[Work to be completed] Could you transcribe the material below exactly, without leaving out a single line?

-- start Supplied records --

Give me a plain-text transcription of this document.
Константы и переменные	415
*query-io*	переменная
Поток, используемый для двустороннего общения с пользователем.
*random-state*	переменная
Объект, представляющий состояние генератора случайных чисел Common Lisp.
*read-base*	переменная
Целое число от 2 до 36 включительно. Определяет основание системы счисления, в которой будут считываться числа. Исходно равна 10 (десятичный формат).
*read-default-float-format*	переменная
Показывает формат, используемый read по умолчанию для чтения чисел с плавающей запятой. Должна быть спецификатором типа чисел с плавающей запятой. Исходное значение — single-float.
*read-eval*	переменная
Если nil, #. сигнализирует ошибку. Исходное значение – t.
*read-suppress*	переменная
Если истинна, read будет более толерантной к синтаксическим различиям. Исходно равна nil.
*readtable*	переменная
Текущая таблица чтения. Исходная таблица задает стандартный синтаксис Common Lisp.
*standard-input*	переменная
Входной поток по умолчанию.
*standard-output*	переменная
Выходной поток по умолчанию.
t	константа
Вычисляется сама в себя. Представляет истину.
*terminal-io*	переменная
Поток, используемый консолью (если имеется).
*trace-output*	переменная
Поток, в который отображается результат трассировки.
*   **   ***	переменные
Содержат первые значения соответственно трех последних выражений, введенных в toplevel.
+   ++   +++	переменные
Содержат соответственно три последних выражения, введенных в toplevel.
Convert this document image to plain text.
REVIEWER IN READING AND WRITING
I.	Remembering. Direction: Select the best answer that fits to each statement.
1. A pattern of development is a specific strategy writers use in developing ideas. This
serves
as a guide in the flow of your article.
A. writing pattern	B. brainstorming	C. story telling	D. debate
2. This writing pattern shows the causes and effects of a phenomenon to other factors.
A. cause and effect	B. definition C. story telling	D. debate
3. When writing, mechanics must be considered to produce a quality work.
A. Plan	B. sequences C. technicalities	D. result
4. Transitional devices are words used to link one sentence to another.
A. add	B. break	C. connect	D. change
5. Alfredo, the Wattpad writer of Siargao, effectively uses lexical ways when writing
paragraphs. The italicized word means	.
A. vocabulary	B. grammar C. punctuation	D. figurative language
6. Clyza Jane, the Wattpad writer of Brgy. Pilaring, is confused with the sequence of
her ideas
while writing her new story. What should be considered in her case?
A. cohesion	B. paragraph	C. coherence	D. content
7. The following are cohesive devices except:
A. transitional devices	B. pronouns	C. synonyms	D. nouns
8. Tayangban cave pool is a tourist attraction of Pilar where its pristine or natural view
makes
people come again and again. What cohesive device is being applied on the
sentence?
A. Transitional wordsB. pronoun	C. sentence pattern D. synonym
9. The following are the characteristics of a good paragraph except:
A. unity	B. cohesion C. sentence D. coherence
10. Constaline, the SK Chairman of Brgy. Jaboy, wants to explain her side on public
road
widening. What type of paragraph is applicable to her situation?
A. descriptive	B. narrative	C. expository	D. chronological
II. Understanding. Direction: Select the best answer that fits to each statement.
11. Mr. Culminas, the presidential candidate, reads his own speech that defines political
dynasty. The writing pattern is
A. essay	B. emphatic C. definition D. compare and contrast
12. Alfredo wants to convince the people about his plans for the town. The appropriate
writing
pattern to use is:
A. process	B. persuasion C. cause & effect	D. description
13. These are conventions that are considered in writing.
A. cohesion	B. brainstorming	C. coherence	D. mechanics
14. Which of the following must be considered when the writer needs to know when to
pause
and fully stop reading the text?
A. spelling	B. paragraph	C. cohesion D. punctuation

-- end Supplied records --

[Exercise result]
Give me a plain-text transcription of this document.
Константы и переменные	415
*query-io*	переменная
Поток, используемый для двустороннего общения с пользователем.
*random-state*	переменная
Объект, представляющий состояние генератора случайных чисел Common Lisp.
*read-base*	переменная
Целое число от 2 до 36 включительно. Определяет основание системы счисления, в которой будут считываться числа. Исходно равна 10 (десятичный формат).
*read-default-float-format*	переменная
Показывает формат, используемый read по умолчанию для чтения чисел с плавающей запятой. Должна быть спецификатором типа чисел с плавающей запятой. Исходное значение — single-float.
*read-eval*	переменная
Если nil, #. сигнализирует ошибку. Исходное значение – t.
*read-suppress*	переменная
Если истинна, read будет более толерантной к синтаксическим различиям. Исходно равна nil.
*readtable*	переменная
Текущая таблица чтения. Исходная таблица задает стандартный синтаксис Common Lisp.
*standard-input*	переменная
Входной поток по умолчанию.
*standard-output*	переменная
Выходной поток по умолчанию.
t	константа
Вычисляется сама в себя. Представляет истину.
*terminal-io*	переменная
Поток, используемый консолью (если имеется).
*trace-output*	переменная
Поток, в который отображается результат трассировки.
*   **   ***	переменные
Содержат первые значения соответственно трех последних выражений, введенных в toplevel.
+   ++   +++	переменные
Содержат соответственно три последних выражения, введенных в toplevel.
Convert this document image to plain text.
REVIEWER IN READING AND WRITING
I.	Remembering. Direction: Select the best answer that fits to each statement.
1. A pattern of development is a specific strategy writers use in developing ideas. This
serves
as a guide in the flow of your article.
A. writing pattern	B. brainstorming	C. story telling	D. debate
2. This writing pattern shows the causes and effects of a phenomenon to other factors.
A. cause and effect	B. definition C. story telling	D. debate
3. When writing, mechanics must be considered to produce a quality work.
A. Plan	B. sequences C. technicalities	D. result
4. Transitional devices are words used to link one sentence to another.
A. add	B. break	C. connect	D. change
5. Alfredo, the Wattpad writer of Siargao, effectively uses lexical ways when writing
paragraphs. The italicized word means	.
A. vocabulary	B. grammar C. punctuation	D. figurative language
6. Clyza Jane, the Wattpad writer of Brgy. Pilaring, is confused with the sequence of
her ideas
while writing her new story. What should be considered in her case?
A. cohesion	B. paragraph	C. coherence	D. content
7. The following are cohesive devices except:
A. transitional devices	B. pronouns	C. synonyms	D. nouns
8. Tayangban cave pool is a tourist attraction of Pilar where its pristine or natural view
makes
people come again and again. What cohesive device is being applied on the
sentence?
A. Transitional wordsB. pronoun	C. sentence pattern D. synonym
9. The following are the characteristics of a good paragraph except:
A. unity	B. cohesion C. sentence D. coherence
10. Constaline, the SK Chairman of Brgy. Jaboy, wants to explain her side on public
road
widening. What type of paragraph is applicable to her situation?
A. descriptive	B. narrative	C. expository	D. chronological
II. Understanding. Direction: Select the best answer that fits to each statement.
11. Mr. Culminas, the presidential candidate, reads his own speech that defines political
dynasty. The writing pattern is
A. essay	B. emphatic C. definition D. compare and contrast
12. Alfredo wants to convince the people about his plans for the town. The appropriate
writing
pattern to use is:
A. process	B. persuasion C. cause & effect	D. description
13. These are conventions that are considered in writing.
A. cohesion	B. brainstorming	C. coherence	D. mechanics
14. Which of the following must be considered when the writer needs to know when to
pause
and fully stop reading the text?
A. spelling	B. paragraph	C. cohesion D. punctuation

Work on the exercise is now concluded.